# KUTIPAN TEKS
┌──

itu diagnosis dapat dibuat bila cacing dewasa keluar sendiri baik melalui mulut atau hidung karena muntah, maupun tinja (Gandahusada, S, 1998). b. T. trichiura Untuk menegakkan diagnosis dilakukan pemeriksaan tinja penderita untuk menemukan telur cacing yang berbentuk seperti tempayan. Cacing dewasa dapat dilihat jika terjadi prolapsus rectum atau bila dilakukan pemeriksaan mukosa rectum (Soedarto, 1991). c. Cacing Tambang Diagnosis ditegakan dengan menemukan telur dalam tinja segar. Dalam tinja yang lama mungkin ditemukan larva. Untuk membedakan spesies larva N. americanus dan A. duodenale dapat dilakukan biakan tinja, misalnya dengan cara Harada-Mori (Gandahusada, S,l 998). d. S.stercoralis Diagnosis klinik tidak pasti karena strongylodes tidak memberikan gejala klinik yang nyata. Diagnosis pasti ialah bila menemukan larva rhabditiform dalam tinja segar, dalam biakan atau aspirasi duodenum. Biakan tinja sekurang - kurangnya 2x24 jam menghasilkan larva flariform dan cacing dewasa Strongyloides stereeralis yang hidup bebas (Gandahusada, S, 1998). 5. Pengobatan a. A. lumbricoides Berbagai obat dapat digunakan untuk mengobati ascariasis. Baik untuk

penderita perseorangan maupun pengobatan massal. Obat cacing yang biasa digunakan adalah piperasin, pirantel pamoat dan mebendazol (Soedarto, 1991). b. T. trichiura Dahulu infeksi trichuris sulit sekali diobati. Obat seperti tiabendazol dan ditiazanin tidak memberikan hasil yang memuaskan. Sekarang dengan adanya mebendazol dan oksantel pamoat, infeksi cacing Trichuris sudah dapat diobati dengan hasil yang cukup baik (Gandahusada, S, 1998). c. Cacing Tambang Pemberian Pirantel pamoat dan mebendasol selama beberapa hari berturut-turut pada umumnya berhasil dengan baik untuk mengobati infeksi cacing tambang. (Soedarto, 1991) d. S. stercoralis Pengobatan dengan levamisol, mebendazol dan pirantel pamoat dapat dicoba meskipun hasilnya kurang memuaskan. Pengobatan dengan tiabendazol ternyata masih merupakan pilihan untuk strongyloidiasis (Soedarto, l991). 6. Epidemiologi a. A. lumbricoides Telur Ascaris lumbricoides berkembang sangat baik pada tanah liat yang memunyai kelembapan tinggi pada suhu 25-30. Pada kondisi ini telur tumbuh menjadi bentuk infektif dalam waktu 2-3 minggu (Gandahusada, S, 1998).
└──
Tolong lanjutkan teks tentang infeksi cacing usus, dimulai tepat setelah kalimat terakhirnya. Catatan di bawah ini tidak berkaitan dengan teks tentang infeksi cacing usus.

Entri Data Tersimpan
┌──
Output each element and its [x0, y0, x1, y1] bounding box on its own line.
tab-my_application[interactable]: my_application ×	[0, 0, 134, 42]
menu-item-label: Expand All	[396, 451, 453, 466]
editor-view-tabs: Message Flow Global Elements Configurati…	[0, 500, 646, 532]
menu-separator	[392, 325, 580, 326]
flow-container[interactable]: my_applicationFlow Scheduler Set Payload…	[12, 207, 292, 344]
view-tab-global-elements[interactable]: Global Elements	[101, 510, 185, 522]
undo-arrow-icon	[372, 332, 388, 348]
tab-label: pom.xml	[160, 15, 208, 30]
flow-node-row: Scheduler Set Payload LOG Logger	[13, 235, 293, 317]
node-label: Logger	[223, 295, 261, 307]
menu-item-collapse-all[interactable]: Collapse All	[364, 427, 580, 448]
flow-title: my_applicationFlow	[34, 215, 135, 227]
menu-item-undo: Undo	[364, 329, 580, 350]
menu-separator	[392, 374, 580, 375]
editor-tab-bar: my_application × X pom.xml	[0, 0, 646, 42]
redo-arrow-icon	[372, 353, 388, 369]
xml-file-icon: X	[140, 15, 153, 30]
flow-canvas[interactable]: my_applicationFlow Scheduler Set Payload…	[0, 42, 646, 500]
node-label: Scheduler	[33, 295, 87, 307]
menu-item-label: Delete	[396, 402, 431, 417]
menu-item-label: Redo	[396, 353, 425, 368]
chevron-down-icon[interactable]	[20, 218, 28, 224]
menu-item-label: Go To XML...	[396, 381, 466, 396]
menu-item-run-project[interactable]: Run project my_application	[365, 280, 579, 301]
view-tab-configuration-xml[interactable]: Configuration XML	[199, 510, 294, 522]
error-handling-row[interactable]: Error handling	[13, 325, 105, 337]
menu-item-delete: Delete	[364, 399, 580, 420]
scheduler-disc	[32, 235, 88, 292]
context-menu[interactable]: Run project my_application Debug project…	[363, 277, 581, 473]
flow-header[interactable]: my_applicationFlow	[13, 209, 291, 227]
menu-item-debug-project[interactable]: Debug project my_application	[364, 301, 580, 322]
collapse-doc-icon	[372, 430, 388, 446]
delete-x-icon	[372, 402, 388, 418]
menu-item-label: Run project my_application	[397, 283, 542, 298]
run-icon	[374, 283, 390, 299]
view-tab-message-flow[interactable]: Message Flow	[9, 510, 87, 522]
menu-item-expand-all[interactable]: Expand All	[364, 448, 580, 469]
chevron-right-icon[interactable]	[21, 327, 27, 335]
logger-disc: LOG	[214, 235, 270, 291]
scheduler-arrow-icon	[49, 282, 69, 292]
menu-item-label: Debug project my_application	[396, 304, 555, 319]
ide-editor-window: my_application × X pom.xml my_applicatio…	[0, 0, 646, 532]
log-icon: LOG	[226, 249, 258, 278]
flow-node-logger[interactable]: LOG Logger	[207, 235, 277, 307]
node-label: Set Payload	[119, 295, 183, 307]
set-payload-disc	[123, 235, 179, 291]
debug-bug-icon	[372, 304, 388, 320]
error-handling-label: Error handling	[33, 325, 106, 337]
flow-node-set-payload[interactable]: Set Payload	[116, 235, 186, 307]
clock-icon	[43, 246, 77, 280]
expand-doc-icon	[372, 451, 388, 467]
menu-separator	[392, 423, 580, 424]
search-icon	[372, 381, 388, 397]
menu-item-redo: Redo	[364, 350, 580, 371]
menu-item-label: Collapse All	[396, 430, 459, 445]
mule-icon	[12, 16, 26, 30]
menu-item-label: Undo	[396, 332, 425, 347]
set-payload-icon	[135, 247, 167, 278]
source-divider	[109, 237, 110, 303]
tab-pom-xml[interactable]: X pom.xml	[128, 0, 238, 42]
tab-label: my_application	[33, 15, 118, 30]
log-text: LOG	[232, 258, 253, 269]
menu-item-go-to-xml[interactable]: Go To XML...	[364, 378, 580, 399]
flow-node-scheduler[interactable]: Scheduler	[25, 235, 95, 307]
└──
# JAWABAN TERTULIS
b. T. trichiura Penyebaranya seiring dengan penyebaran Ascaris lumbricoides. Frekuensi yang tertinggi ditemukan di daeah - daerah dengan hujan lebat, iklim subtropik dan tanah dengan banyak kontaminasi tinja. Anak-anak lebih sering terkena infeksi daripada orang dewasa, karena anak lebih sering bermain -main dengan tanah (Onggowaluyo, J.S). c. Cacing Tambang Insiden tertinggi ditemukan pada penduduk di Indonesia, terutama di daerah pedesaan khususnya di perkebunan. Kebanyakan defekasi ditanah dan pemakaian tinja sebagai pupuk kebun penting dalam penyebaran infeksi (Gandahusada,S, 1998). d. S. stercoralis Daerah yang panas, kelembapan yang tinggi dan sanitasi yang kurang, sangat menguntungkan cacing strongyloides. Tanah yang baik untuk perumbuhan larva ialah tanah gembur berpasir dan humus. D. Pencegahan dan Pemberantasan Infeksi Soil Transmitted Helminths Pencegahan dan pemberantasan infeksi Soil Transmited Helminths dengan

memutus rantai daur hidup yaitu misalnya; 1. Pemberantasan masal berulang-ulang (secara periodik) terhadap penduduk yang terkena infeksi untuk menghilangkan cacing dari dalam tubuh mereka. 2. Perlakuan terhadap kotoran tinja untuk membunuh telur cacing / larva. 3. Tindakan menghilangkan telur cacing. Tindakan utama yang diketengahkan bagi infeksi di daerah yang sangat endemik dapat dicegah dengan : a. Pengobatan terhadap orang-orang yang terkena infeksi b. Pembuangan tinja manusia secara baik c. Mencuci tangan sebelum makan d. Mendidik anak tentang sanitasi dan hygiene perorangan (Gandahusada, S, 1998).